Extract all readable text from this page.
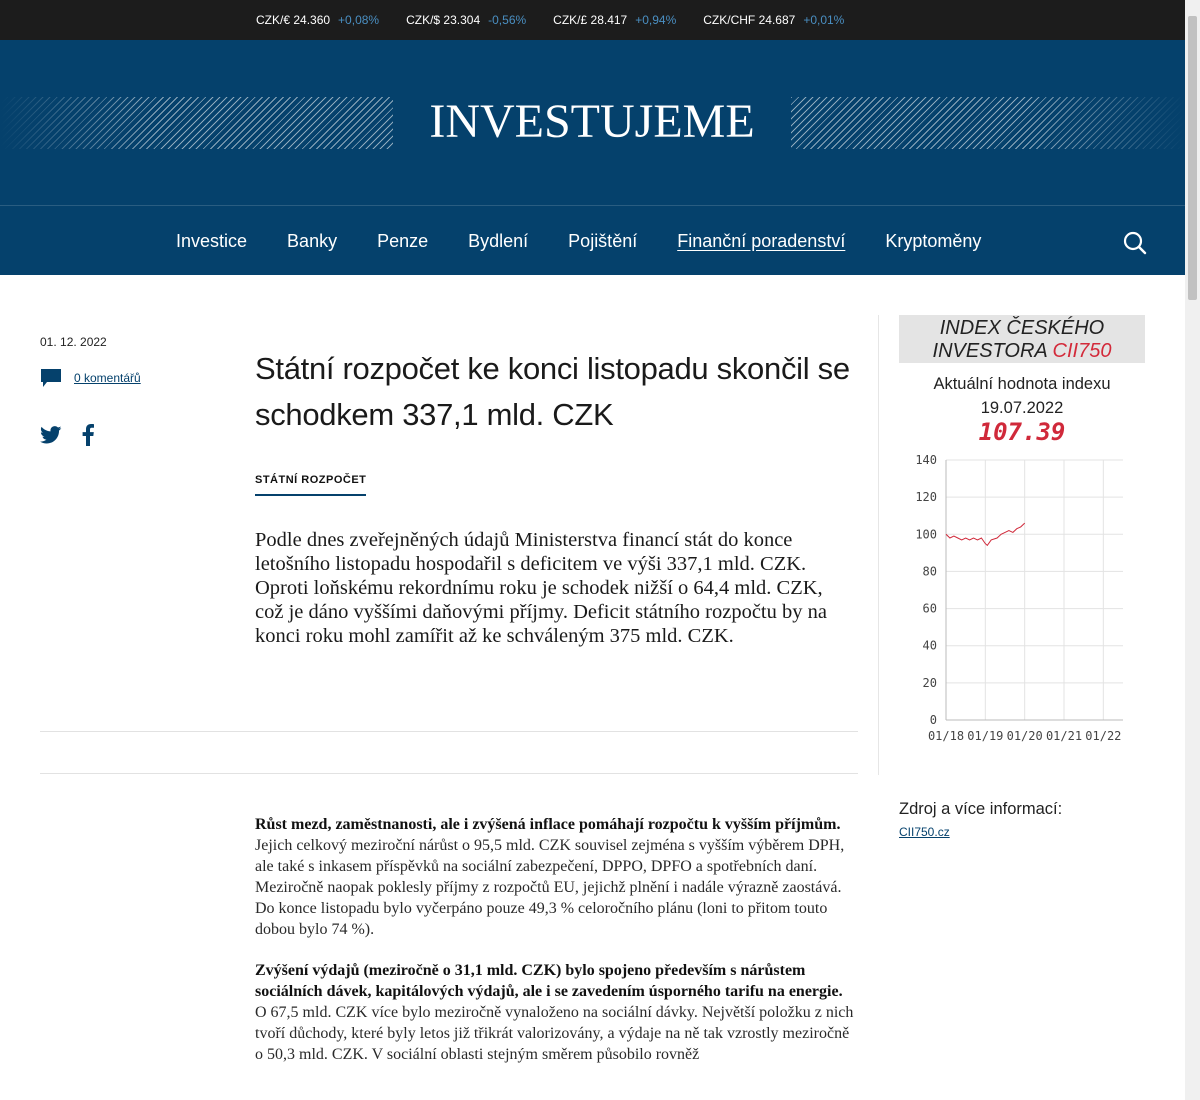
CZK/€ 24.360 +0,08% CZK/$ 23.304 -0,56% CZK/£ 28.417 +0,94% CZK/CHF 24.687 +0,01%
INVESTUJEME
Investice Banky Penze Bydlení Pojištění Finanční poradenství Kryptoměny
01. 12. 2022
0 komentářů	Státní rozpočet ke konci listopadu skončil se schodkem 337,1 mld. CZK
STÁTNÍ ROZPOČET
Podle dnes zveřejněných údajů Ministerstva financí stát do konce letošního listopadu hospodařil s deficitem ve výši 337,1 mld. CZK. Oproti loňskému rekordnímu roku je schodek nižší o 64,4 mld. CZK, což je dáno vyššími daňovými příjmy. Deficit státního rozpočtu by na konci roku mohl zamířit až ke schváleným 375 mld. CZK.

Růst mezd, zaměstnanosti, ale i zvýšená inflace pomáhají rozpočtu k vyšším příjmům. Jejich celkový meziroční nárůst o 95,5 mld. CZK souvisel zejména s vyšším výběrem DPH, ale také s inkasem příspěvků na sociální zabezpečení, DPPO, DPFO a spotřebních daní. Meziročně naopak poklesly příjmy z rozpočtů EU, jejichž plnění i nadále výrazně zaostává. Do konce listopadu bylo vyčerpáno pouze 49,3 % celoročního plánu (loni to přitom touto dobou bylo 74 %).

Zvýšení výdajů (meziročně o 31,1 mld. CZK) bylo spojeno především s nárůstem sociálních dávek, kapitálových výdajů, ale i se zavedením úsporného tarifu na energie. O 67,5 mld. CZK více bylo meziročně vynaloženo na sociální dávky. Největší položku z nich tvoří důchody, které byly letos již třikrát valorizovány, a výdaje na ně tak vzrostly meziročně o 50,3 mld. CZK. V sociální oblasti stejným směrem působilo rovněž

INDEX ČESKÉHO
INVESTORA CII750
Aktuální hodnota indexu
19.07.2022
107.39
0
20
40
60
80
100
120
140
01/18 01/19 01/20 01/21 01/22
Zdroj a více informací:
CII750.cz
┄┄┄┄┄┄┄┄┄┄
#### [WRITTEN EXERCISE]
Which lines include "konci"? Copy each of them out.

#### [EXERCISE ANSWER]
0 komentářů	Státní rozpočet ke konci listopadu skončil se schodkem 337,1 mld. CZK
Podle dnes zveřejněných údajů Ministerstva financí stát do konce letošního listopadu hospodařil s deficitem ve výši 337,1 mld. CZK. Oproti loňskému rekordnímu roku je schodek nižší o 64,4 mld. CZK, což je dáno vyššími daňovými příjmy. Deficit státního rozpočtu by na konci roku mohl zamířit až ke schváleným 375 mld. CZK.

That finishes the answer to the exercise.